*MATERIAL FOR THIS TASK*.
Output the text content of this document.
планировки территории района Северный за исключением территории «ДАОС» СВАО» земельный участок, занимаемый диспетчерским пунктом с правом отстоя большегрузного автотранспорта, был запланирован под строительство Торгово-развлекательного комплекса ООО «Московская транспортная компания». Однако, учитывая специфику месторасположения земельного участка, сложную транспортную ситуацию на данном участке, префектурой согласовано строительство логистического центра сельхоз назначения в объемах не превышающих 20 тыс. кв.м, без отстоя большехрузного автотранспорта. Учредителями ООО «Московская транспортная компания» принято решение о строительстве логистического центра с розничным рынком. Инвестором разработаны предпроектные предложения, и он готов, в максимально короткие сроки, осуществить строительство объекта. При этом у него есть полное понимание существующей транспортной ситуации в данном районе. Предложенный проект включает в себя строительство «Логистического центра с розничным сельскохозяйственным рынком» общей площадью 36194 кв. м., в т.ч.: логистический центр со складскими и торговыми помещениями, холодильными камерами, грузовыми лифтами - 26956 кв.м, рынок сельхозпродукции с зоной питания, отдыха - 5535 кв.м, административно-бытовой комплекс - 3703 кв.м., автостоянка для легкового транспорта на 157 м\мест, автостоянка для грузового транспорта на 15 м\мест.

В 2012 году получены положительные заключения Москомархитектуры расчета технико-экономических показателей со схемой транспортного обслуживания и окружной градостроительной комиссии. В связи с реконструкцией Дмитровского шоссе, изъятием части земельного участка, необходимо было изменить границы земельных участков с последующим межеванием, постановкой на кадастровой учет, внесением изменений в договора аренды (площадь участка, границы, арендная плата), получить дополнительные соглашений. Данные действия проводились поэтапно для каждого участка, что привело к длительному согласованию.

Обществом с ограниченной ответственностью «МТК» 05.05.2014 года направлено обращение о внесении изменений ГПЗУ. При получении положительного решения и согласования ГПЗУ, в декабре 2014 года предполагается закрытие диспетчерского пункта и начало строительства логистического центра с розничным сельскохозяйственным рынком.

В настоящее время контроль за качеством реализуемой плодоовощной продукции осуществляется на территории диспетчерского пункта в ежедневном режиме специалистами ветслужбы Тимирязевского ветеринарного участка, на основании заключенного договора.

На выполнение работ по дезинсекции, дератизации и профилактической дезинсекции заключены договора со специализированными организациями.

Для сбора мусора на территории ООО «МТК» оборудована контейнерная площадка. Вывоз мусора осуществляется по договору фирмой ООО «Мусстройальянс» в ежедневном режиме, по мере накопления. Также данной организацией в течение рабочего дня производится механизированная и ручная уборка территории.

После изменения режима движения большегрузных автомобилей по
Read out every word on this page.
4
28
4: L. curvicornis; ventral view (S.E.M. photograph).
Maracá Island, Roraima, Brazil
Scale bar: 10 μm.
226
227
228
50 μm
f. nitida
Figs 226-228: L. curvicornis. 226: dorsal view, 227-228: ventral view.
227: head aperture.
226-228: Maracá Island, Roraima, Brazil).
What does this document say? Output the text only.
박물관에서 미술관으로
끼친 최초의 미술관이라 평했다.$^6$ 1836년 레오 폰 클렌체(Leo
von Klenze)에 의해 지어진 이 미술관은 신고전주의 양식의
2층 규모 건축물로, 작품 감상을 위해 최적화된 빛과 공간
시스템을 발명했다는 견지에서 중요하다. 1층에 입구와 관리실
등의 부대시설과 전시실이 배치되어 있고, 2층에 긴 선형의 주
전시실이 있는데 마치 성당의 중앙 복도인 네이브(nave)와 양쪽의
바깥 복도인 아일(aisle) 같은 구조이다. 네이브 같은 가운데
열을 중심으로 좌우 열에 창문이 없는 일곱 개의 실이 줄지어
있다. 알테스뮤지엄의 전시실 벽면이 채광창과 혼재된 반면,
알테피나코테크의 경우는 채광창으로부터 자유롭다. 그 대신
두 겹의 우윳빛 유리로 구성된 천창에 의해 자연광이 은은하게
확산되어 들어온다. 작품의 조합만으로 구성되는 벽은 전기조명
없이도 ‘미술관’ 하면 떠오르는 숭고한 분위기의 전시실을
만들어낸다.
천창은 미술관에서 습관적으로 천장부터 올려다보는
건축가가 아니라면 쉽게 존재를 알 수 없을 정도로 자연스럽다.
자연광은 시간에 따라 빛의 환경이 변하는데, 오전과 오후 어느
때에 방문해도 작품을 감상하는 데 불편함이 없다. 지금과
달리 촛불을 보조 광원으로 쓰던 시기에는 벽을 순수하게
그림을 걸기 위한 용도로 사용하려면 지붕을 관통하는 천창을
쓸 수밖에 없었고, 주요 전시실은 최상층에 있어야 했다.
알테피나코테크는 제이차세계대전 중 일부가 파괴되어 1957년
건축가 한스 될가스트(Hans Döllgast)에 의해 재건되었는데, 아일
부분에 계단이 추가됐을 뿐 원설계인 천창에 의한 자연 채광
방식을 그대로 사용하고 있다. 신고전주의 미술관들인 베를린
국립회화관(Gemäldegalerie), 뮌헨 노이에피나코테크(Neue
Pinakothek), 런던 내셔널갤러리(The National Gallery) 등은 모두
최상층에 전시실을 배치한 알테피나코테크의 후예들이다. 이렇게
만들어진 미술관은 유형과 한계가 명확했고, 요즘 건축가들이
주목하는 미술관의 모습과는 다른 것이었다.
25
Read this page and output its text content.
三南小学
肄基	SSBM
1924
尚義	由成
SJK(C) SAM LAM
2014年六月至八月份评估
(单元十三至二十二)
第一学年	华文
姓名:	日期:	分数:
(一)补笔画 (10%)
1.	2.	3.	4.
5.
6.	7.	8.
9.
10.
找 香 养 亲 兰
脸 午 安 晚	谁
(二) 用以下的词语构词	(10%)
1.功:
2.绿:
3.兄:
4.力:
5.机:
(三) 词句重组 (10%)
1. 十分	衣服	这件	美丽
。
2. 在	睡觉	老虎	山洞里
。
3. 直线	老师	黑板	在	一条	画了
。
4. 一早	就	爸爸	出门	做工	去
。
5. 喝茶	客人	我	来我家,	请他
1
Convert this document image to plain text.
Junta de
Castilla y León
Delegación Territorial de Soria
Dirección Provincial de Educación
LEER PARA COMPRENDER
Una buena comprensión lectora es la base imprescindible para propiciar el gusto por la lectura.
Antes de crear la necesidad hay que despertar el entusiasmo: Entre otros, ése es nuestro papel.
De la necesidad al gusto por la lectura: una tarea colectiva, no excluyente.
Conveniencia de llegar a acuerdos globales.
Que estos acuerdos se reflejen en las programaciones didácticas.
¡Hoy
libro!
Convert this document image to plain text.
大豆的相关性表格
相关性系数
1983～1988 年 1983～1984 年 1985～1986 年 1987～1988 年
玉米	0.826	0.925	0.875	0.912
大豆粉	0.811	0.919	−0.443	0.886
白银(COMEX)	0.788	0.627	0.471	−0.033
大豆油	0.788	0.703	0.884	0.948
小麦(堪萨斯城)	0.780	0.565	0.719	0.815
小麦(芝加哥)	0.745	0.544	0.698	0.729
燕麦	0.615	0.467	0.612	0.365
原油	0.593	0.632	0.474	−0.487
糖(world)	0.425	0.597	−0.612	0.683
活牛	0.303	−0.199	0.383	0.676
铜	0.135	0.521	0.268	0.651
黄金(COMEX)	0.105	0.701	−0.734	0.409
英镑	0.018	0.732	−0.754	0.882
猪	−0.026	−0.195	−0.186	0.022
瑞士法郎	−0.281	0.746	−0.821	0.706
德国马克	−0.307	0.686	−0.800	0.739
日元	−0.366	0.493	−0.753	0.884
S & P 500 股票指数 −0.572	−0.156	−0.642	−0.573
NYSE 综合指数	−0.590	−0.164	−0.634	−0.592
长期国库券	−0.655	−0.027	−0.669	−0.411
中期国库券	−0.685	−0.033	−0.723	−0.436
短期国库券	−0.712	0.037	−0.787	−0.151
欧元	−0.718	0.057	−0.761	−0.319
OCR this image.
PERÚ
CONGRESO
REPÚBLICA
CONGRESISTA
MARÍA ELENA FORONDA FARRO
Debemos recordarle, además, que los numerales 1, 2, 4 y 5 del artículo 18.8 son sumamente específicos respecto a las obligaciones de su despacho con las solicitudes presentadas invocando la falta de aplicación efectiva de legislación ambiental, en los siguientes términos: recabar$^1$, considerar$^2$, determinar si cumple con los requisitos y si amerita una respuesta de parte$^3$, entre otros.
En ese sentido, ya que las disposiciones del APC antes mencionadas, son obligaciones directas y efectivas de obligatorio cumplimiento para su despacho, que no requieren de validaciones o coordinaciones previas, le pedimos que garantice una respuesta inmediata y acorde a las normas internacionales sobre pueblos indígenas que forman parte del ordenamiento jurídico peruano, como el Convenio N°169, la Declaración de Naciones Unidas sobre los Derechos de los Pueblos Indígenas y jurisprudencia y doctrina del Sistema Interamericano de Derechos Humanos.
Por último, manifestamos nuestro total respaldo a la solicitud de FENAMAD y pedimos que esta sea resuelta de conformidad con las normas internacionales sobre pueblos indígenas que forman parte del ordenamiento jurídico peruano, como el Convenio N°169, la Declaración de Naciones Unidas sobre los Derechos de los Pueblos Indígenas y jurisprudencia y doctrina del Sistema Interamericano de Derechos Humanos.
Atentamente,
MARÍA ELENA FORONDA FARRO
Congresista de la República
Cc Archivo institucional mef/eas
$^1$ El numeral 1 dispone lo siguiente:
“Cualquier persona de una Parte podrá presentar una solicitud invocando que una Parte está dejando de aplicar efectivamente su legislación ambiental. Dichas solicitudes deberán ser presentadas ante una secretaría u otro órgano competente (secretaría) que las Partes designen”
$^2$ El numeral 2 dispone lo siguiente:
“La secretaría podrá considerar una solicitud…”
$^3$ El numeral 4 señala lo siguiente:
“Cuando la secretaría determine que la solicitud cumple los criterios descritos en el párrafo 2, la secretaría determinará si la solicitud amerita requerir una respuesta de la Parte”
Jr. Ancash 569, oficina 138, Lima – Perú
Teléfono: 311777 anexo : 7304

*INSTRUCTIONS TO FOLLOW*. Pull out all lines in the data above that include "internacionales".

*REPLY TO THE TASK*.
En ese sentido, ya que las disposiciones del APC antes mencionadas, son obligaciones directas y efectivas de obligatorio cumplimiento para su despacho, que no requieren de validaciones o coordinaciones previas, le pedimos que garantice una respuesta inmediata y acorde a las normas internacionales sobre pueblos indígenas que forman parte del ordenamiento jurídico peruano, como el Convenio N°169, la Declaración de Naciones Unidas sobre los Derechos de los Pueblos Indígenas y jurisprudencia y doctrina del Sistema Interamericano de Derechos Humanos.
Por último, manifestamos nuestro total respaldo a la solicitud de FENAMAD y pedimos que esta sea resuelta de conformidad con las normas internacionales sobre pueblos indígenas que forman parte del ordenamiento jurídico peruano, como el Convenio N°169, la Declaración de Naciones Unidas sobre los Derechos de los Pueblos Indígenas y jurisprudencia y doctrina del Sistema Interamericano de Derechos Humanos.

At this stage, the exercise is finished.